# SUPPLIED MATERIAL
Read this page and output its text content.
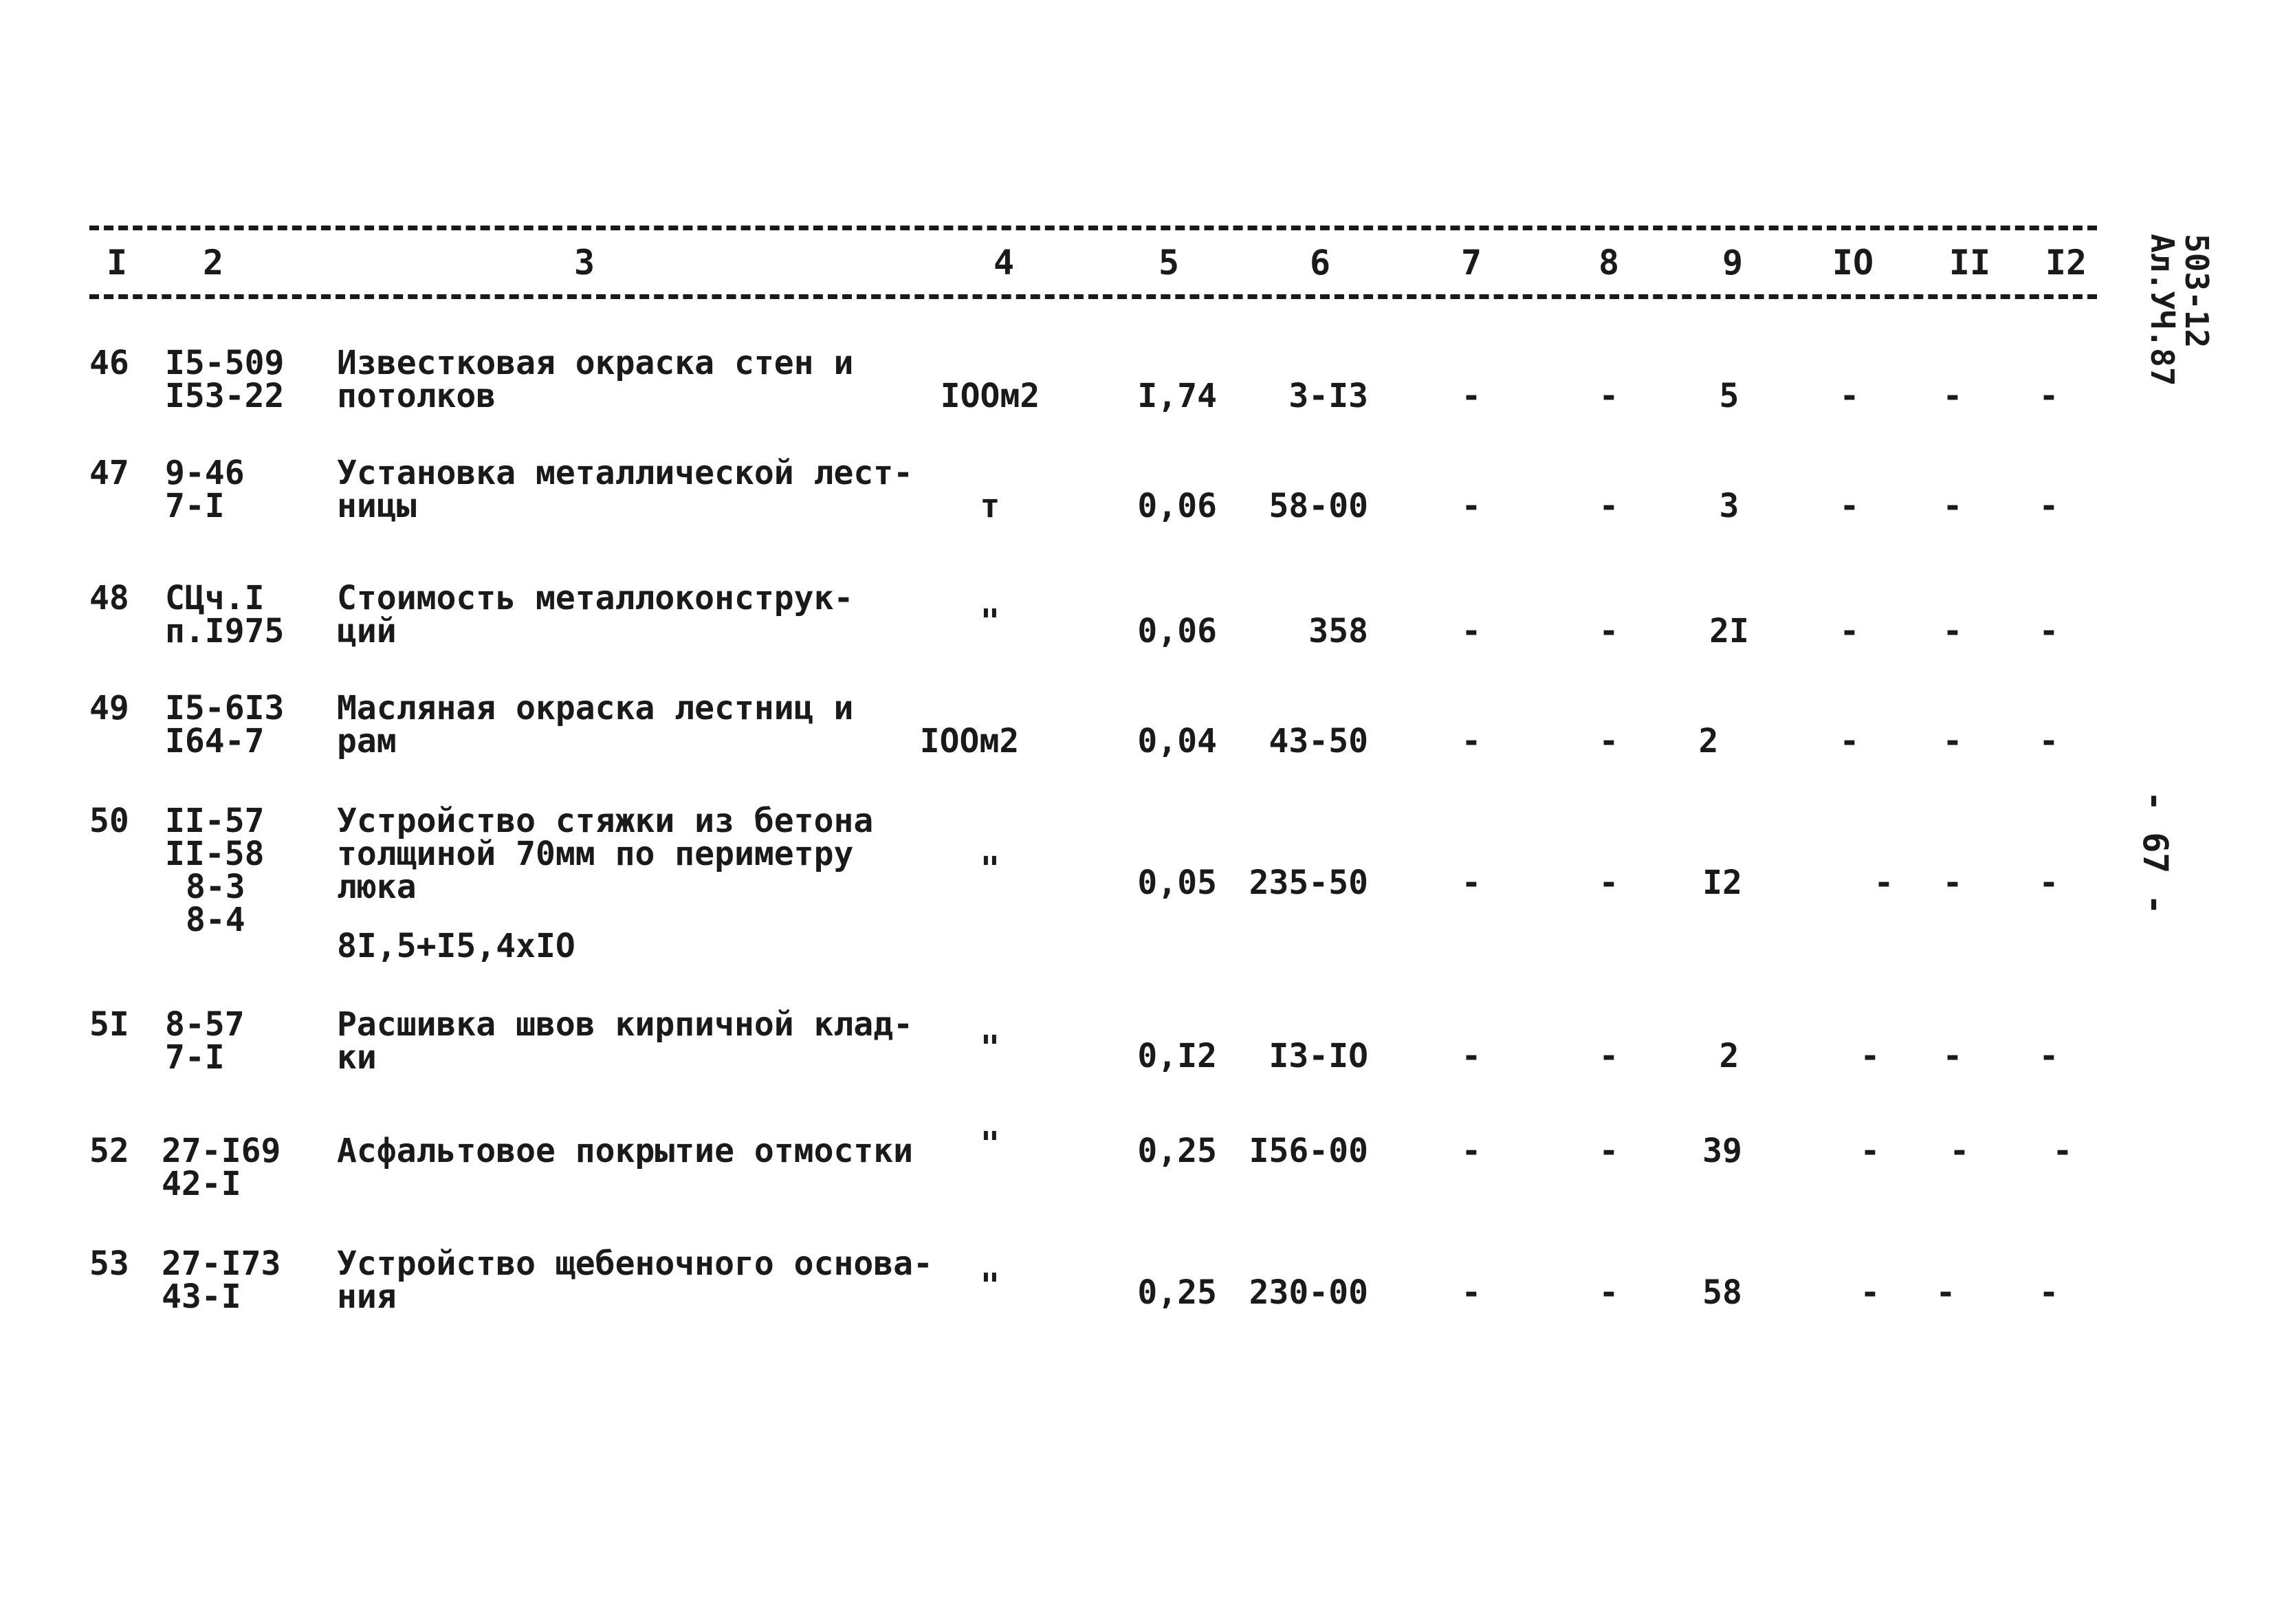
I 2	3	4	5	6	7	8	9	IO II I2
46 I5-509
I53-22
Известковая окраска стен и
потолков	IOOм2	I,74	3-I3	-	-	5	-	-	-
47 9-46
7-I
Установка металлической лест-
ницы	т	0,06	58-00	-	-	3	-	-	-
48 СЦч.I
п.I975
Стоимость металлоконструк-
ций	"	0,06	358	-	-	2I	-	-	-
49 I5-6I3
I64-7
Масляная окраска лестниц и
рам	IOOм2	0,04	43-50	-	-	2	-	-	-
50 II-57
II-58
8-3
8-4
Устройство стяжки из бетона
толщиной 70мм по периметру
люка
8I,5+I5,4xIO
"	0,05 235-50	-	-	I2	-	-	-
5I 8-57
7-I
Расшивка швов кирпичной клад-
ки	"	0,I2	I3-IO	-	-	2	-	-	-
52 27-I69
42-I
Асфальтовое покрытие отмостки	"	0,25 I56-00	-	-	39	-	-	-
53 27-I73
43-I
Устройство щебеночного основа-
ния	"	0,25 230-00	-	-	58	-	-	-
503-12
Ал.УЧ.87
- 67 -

---

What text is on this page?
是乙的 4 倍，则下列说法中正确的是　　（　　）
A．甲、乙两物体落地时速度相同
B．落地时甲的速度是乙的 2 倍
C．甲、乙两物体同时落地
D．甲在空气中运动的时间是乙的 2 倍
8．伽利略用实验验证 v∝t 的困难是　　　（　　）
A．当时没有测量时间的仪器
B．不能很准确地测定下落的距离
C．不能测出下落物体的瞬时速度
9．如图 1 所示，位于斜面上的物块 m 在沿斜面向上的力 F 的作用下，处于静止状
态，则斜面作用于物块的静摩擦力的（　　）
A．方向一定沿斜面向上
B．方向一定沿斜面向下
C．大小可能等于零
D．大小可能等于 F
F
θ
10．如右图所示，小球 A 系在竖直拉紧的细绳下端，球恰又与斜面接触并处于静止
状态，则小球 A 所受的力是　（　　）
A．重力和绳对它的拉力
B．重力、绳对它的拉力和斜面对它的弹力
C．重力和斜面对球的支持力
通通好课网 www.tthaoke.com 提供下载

# GIVEN PROBLEM
Using the records above, list each line that includes "text".

# THE ANSWER
Read this page and output its text content.
What text is on this page?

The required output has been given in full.